The exercise: In the records that follow, show each line where the word "style" is present.

········

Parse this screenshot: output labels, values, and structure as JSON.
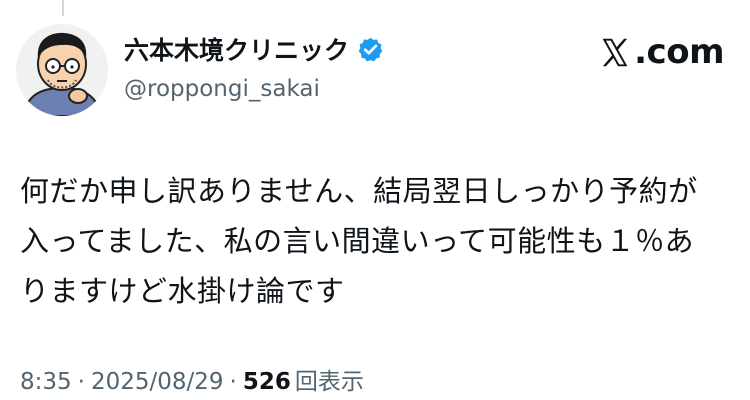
{
  "author": {
    "display_name": "六本木境クリニック",
    "handle": "@roppongi_sakai",
    "avatar_icon": "avatar-illustration",
    "verified_icon": "verified-badge-icon",
    "verified_color": "#1d9bf0"
  },
  "brand": {
    "logo_icon": "x-logo-icon",
    "text": ".com"
  },
  "tweet": {
    "text": "何だか申し訳ありません、結局翌日しっかり予約が入ってました、私の言い間違いって可能性も１％ありますけど水掛け論です"
  },
  "meta": {
    "time": "8:35",
    "separator": "·",
    "date": "2025/08/29",
    "views_count": "526",
    "views_label": "回表示"
  },
  "colors": {
    "text": "#0f1419",
    "secondary": "#536471",
    "background": "#ffffff"
  }
}
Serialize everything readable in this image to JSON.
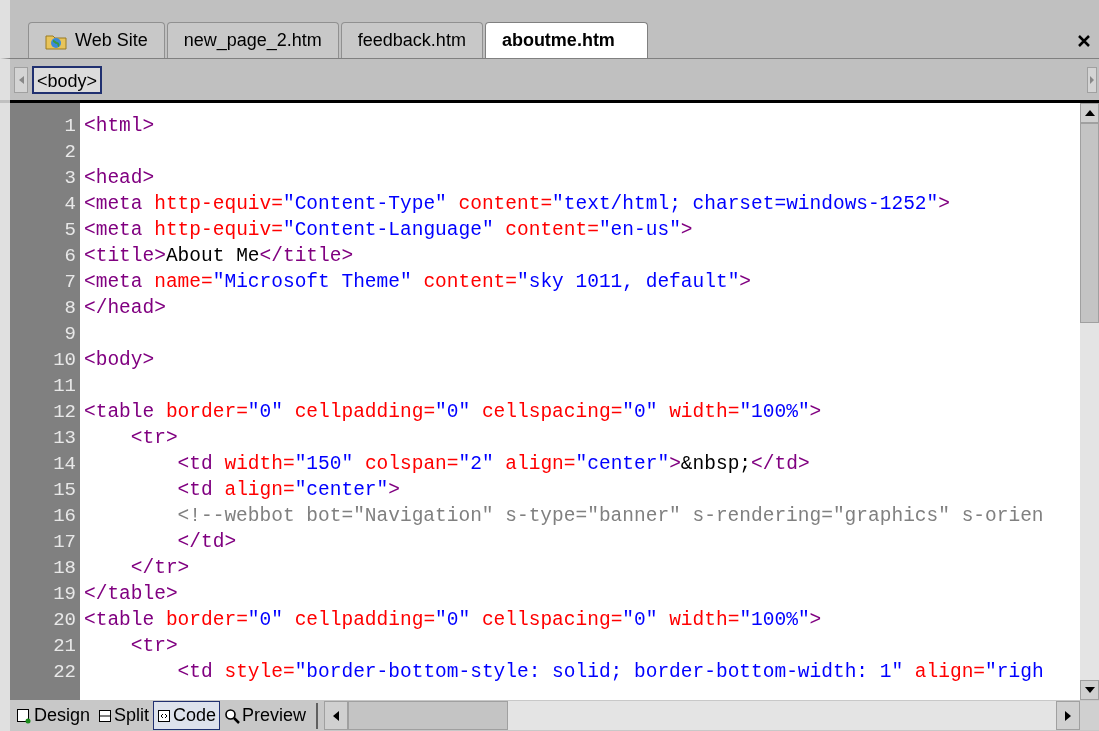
{
  "tabs": [
    {
      "label": "Web Site",
      "kind": "site",
      "selected": false
    },
    {
      "label": "new_page_2.htm",
      "kind": "file",
      "selected": false
    },
    {
      "label": "feedback.htm",
      "kind": "file",
      "selected": false
    },
    {
      "label": "aboutme.htm",
      "kind": "file",
      "selected": true
    }
  ],
  "breadcrumb": {
    "tag": "<body>"
  },
  "lines": [
    {
      "number": "1",
      "tokens": [
        {
          "kind": "tag",
          "text": "<html>"
        }
      ]
    },
    {
      "number": "2"
    },
    {
      "number": "3",
      "tokens": [
        {
          "kind": "tag",
          "text": "<head>"
        }
      ]
    },
    {
      "number": "4",
      "tokens": [
        {
          "kind": "tag",
          "text": "<meta "
        },
        {
          "kind": "attr",
          "text": "http-equiv="
        },
        {
          "kind": "value",
          "text": "\"Content-Type\" "
        },
        {
          "kind": "attr",
          "text": "content="
        },
        {
          "kind": "value",
          "text": "\"text/html; charset=windows-1252\""
        },
        {
          "kind": "tag",
          "text": ">"
        }
      ]
    },
    {
      "number": "5",
      "tokens": [
        {
          "kind": "tag",
          "text": "<meta "
        },
        {
          "kind": "attr",
          "text": "http-equiv="
        },
        {
          "kind": "value",
          "text": "\"Content-Language\" "
        },
        {
          "kind": "attr",
          "text": "content="
        },
        {
          "kind": "value",
          "text": "\"en-us\""
        },
        {
          "kind": "tag",
          "text": ">"
        }
      ]
    },
    {
      "number": "6",
      "tokens": [
        {
          "kind": "tag",
          "text": "<title>"
        },
        {
          "kind": "text",
          "text": "About Me"
        },
        {
          "kind": "tag",
          "text": "</title>"
        }
      ]
    },
    {
      "number": "7",
      "tokens": [
        {
          "kind": "tag",
          "text": "<meta "
        },
        {
          "kind": "attr",
          "text": "name="
        },
        {
          "kind": "value",
          "text": "\"Microsoft Theme\" "
        },
        {
          "kind": "attr",
          "text": "content="
        },
        {
          "kind": "value",
          "text": "\"sky 1011, default\""
        },
        {
          "kind": "tag",
          "text": ">"
        }
      ]
    },
    {
      "number": "8",
      "tokens": [
        {
          "kind": "tag",
          "text": "</head>"
        }
      ]
    },
    {
      "number": "9"
    },
    {
      "number": "10",
      "tokens": [
        {
          "kind": "tag",
          "text": "<body>"
        }
      ]
    },
    {
      "number": "11"
    },
    {
      "number": "12",
      "tokens": [
        {
          "kind": "tag",
          "text": "<table "
        },
        {
          "kind": "attr",
          "text": "border="
        },
        {
          "kind": "value",
          "text": "\"0\" "
        },
        {
          "kind": "attr",
          "text": "cellpadding="
        },
        {
          "kind": "value",
          "text": "\"0\" "
        },
        {
          "kind": "attr",
          "text": "cellspacing="
        },
        {
          "kind": "value",
          "text": "\"0\" "
        },
        {
          "kind": "attr",
          "text": "width="
        },
        {
          "kind": "value",
          "text": "\"100%\""
        },
        {
          "kind": "tag",
          "text": ">"
        }
      ]
    },
    {
      "number": "13",
      "tokens": [
        {
          "kind": "tag",
          "text": "    <tr>"
        }
      ]
    },
    {
      "number": "14",
      "tokens": [
        {
          "kind": "tag",
          "text": "        <td "
        },
        {
          "kind": "attr",
          "text": "width="
        },
        {
          "kind": "value",
          "text": "\"150\" "
        },
        {
          "kind": "attr",
          "text": "colspan="
        },
        {
          "kind": "value",
          "text": "\"2\" "
        },
        {
          "kind": "attr",
          "text": "align="
        },
        {
          "kind": "value",
          "text": "\"center\""
        },
        {
          "kind": "tag",
          "text": ">"
        },
        {
          "kind": "text",
          "text": "&nbsp;"
        },
        {
          "kind": "tag",
          "text": "</td>"
        }
      ]
    },
    {
      "number": "15",
      "tokens": [
        {
          "kind": "tag",
          "text": "        <td "
        },
        {
          "kind": "attr",
          "text": "align="
        },
        {
          "kind": "value",
          "text": "\"center\""
        },
        {
          "kind": "tag",
          "text": ">"
        }
      ]
    },
    {
      "number": "16",
      "tokens": [
        {
          "kind": "comment",
          "text": "        <!--webbot bot=\"Navigation\" s-type=\"banner\" s-rendering=\"graphics\" s-orien"
        }
      ]
    },
    {
      "number": "17",
      "tokens": [
        {
          "kind": "tag",
          "text": "        </td>"
        }
      ]
    },
    {
      "number": "18",
      "tokens": [
        {
          "kind": "tag",
          "text": "    </tr>"
        }
      ]
    },
    {
      "number": "19",
      "tokens": [
        {
          "kind": "tag",
          "text": "</table>"
        }
      ]
    },
    {
      "number": "20",
      "tokens": [
        {
          "kind": "tag",
          "text": "<table "
        },
        {
          "kind": "attr",
          "text": "border="
        },
        {
          "kind": "value",
          "text": "\"0\" "
        },
        {
          "kind": "attr",
          "text": "cellpadding="
        },
        {
          "kind": "value",
          "text": "\"0\" "
        },
        {
          "kind": "attr",
          "text": "cellspacing="
        },
        {
          "kind": "value",
          "text": "\"0\" "
        },
        {
          "kind": "attr",
          "text": "width="
        },
        {
          "kind": "value",
          "text": "\"100%\""
        },
        {
          "kind": "tag",
          "text": ">"
        }
      ]
    },
    {
      "number": "21",
      "tokens": [
        {
          "kind": "tag",
          "text": "    <tr>"
        }
      ]
    },
    {
      "number": "22",
      "tokens": [
        {
          "kind": "tag",
          "text": "        <td "
        },
        {
          "kind": "attr",
          "text": "style="
        },
        {
          "kind": "value",
          "text": "\"border-bottom-style: solid; border-bottom-width: 1\" "
        },
        {
          "kind": "attr",
          "text": "align="
        },
        {
          "kind": "value",
          "text": "\"righ"
        }
      ]
    }
  ],
  "view_tabs": [
    {
      "label": "Design",
      "kind": "design",
      "selected": false
    },
    {
      "label": "Split",
      "kind": "split",
      "selected": false
    },
    {
      "label": "Code",
      "kind": "code",
      "selected": true
    },
    {
      "label": "Preview",
      "kind": "preview",
      "selected": false
    }
  ]
}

········

Solution for this problem:
          "text": "style="
          "text": "\"border-bottom-style: solid; border-bottom-width: 1\" "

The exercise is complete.